((
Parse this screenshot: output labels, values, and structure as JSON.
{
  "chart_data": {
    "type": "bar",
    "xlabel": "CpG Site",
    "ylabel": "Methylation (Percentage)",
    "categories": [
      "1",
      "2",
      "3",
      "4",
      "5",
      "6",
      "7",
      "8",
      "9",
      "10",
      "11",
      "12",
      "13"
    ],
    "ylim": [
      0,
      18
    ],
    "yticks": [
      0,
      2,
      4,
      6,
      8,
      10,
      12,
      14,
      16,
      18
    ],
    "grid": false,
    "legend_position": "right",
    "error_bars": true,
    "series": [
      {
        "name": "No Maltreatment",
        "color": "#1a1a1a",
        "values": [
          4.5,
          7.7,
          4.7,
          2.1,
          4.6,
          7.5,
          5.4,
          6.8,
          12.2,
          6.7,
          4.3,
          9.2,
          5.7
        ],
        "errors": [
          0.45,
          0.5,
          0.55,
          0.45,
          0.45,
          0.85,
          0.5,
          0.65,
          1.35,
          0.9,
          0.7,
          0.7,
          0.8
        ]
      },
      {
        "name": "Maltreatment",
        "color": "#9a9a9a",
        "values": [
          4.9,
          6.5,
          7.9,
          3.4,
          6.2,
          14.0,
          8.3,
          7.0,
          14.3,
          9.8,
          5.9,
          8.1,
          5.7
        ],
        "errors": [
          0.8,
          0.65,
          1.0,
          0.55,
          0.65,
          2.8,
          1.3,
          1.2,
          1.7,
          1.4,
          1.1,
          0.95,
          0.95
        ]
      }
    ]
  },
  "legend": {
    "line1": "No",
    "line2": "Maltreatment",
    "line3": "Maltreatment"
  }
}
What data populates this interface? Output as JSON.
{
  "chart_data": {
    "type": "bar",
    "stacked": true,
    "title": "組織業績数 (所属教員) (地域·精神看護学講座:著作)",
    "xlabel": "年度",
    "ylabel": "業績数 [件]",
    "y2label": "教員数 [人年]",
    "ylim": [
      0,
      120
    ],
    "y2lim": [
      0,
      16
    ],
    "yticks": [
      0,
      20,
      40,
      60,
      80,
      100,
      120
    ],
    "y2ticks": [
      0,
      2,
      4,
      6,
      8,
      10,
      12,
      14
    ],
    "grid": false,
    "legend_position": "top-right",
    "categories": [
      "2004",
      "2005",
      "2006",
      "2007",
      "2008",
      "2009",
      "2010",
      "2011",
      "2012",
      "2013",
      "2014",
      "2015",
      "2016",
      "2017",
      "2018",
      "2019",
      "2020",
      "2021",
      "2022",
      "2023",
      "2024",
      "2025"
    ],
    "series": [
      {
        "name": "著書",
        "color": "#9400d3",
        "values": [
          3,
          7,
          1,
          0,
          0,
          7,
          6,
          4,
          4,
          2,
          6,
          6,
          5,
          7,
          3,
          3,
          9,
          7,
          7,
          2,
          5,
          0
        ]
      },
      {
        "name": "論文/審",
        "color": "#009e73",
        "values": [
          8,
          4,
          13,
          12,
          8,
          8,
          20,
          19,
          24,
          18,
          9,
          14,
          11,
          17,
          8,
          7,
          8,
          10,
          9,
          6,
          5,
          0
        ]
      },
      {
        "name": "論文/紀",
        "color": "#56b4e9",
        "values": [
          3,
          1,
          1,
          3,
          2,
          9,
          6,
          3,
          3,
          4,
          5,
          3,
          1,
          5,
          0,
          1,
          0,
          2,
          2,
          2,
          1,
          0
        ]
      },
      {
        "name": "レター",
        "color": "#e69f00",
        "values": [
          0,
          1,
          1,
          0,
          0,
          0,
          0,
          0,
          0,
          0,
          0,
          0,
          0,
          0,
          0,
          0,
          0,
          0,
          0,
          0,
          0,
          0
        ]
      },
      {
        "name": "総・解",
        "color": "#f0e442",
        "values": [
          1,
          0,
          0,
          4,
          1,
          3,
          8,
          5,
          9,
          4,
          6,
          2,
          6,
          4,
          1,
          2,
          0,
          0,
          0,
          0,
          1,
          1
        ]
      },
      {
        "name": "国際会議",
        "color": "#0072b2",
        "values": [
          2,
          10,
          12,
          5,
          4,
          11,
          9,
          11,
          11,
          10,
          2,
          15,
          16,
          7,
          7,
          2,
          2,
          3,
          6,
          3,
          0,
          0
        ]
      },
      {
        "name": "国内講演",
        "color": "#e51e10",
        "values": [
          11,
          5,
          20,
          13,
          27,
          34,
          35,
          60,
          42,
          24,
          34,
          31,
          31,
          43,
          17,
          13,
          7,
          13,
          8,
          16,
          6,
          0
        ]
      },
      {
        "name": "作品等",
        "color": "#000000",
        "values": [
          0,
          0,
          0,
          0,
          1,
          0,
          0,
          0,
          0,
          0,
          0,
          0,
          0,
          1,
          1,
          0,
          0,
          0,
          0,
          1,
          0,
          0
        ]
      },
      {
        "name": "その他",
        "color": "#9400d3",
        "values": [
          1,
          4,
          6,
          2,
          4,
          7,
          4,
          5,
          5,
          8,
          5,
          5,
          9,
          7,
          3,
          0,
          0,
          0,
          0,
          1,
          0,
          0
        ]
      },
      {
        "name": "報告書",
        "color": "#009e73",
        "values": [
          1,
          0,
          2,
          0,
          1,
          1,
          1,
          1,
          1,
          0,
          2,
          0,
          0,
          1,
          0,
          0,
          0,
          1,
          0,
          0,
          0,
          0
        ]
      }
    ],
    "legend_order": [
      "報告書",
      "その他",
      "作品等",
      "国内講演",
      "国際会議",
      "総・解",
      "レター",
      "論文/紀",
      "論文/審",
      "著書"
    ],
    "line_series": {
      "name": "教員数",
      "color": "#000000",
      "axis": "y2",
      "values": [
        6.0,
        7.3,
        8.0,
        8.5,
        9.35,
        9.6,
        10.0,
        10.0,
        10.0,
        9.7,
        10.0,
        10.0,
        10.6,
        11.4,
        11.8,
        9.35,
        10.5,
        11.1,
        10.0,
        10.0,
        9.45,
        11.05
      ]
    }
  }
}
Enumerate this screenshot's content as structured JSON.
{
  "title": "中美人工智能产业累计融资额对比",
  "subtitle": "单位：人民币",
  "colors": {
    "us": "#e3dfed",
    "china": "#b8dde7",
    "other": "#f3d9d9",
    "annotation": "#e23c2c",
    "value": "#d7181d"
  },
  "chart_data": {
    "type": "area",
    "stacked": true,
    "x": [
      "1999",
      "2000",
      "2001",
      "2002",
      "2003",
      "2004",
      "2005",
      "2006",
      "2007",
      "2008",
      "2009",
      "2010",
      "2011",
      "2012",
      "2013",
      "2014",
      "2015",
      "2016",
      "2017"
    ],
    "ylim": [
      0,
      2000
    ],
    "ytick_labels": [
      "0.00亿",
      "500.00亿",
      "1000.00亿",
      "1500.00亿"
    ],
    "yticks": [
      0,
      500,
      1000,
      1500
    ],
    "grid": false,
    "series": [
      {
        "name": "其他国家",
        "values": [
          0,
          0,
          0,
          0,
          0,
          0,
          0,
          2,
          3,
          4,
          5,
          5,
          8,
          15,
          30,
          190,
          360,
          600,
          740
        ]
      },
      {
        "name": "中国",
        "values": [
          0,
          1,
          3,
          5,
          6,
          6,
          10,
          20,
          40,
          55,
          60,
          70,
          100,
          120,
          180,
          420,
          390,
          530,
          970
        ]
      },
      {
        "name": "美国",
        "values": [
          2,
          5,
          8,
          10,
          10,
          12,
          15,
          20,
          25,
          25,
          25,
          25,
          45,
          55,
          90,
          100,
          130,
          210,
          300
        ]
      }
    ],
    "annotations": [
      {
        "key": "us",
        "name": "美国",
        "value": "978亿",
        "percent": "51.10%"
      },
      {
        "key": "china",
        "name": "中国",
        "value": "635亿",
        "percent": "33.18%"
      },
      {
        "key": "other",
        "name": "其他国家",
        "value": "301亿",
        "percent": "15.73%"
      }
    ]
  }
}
))
Count all lines of the data that include "Maltreatment". The answer is the number alone.

4